# Task material start
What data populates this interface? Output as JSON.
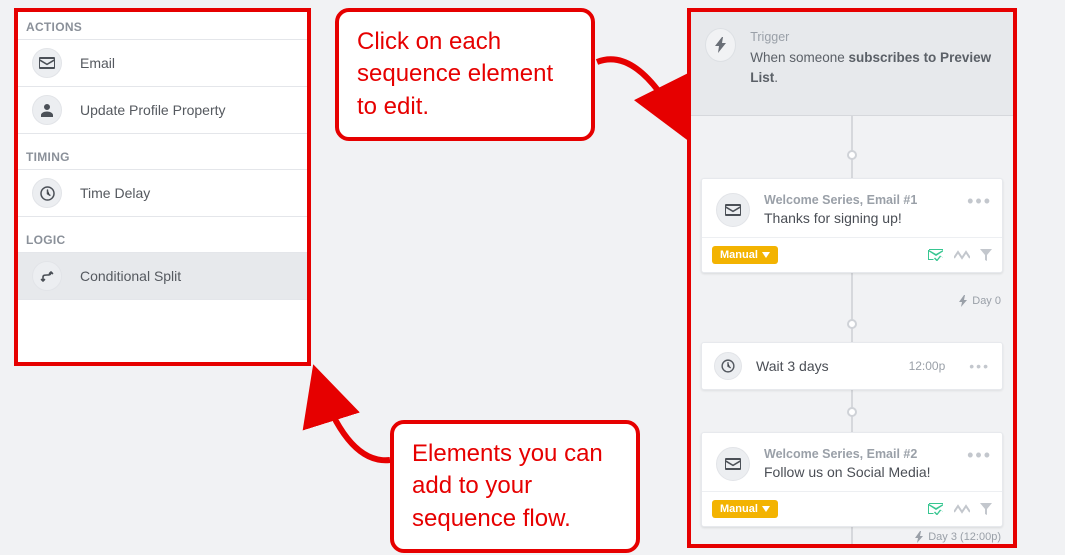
{
  "sidebar": {
    "sections": {
      "actions": {
        "header": "ACTIONS",
        "items": [
          {
            "label": "Email",
            "icon": "envelope"
          },
          {
            "label": "Update Profile Property",
            "icon": "user"
          }
        ]
      },
      "timing": {
        "header": "TIMING",
        "items": [
          {
            "label": "Time Delay",
            "icon": "clock"
          }
        ]
      },
      "logic": {
        "header": "LOGIC",
        "items": [
          {
            "label": "Conditional Split",
            "icon": "branch"
          }
        ]
      }
    }
  },
  "flow": {
    "trigger": {
      "label": "Trigger",
      "text_prefix": "When someone ",
      "text_bold": "subscribes to Preview List",
      "text_suffix": "."
    },
    "steps": [
      {
        "type": "email",
        "title": "Welcome Series, Email #1",
        "subject": "Thanks for signing up!",
        "badge": "Manual",
        "day_label": "Day 0"
      },
      {
        "type": "wait",
        "text": "Wait 3 days",
        "time": "12:00p"
      },
      {
        "type": "email",
        "title": "Welcome Series, Email #2",
        "subject": "Follow us on Social Media!",
        "badge": "Manual",
        "day_label": "Day 3 (12:00p)"
      }
    ]
  },
  "callouts": {
    "top": "Click on each sequence element to edit.",
    "bottom": "Elements you can add to your sequence flow."
  },
  "colors": {
    "annotation": "#e60000",
    "badge": "#f3b301",
    "ok": "#2cc38b"
  }
}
# Task material end
What is being asked => Count the lines in the material above where the string "flow" appears, then state only that count.

Exercise output => 2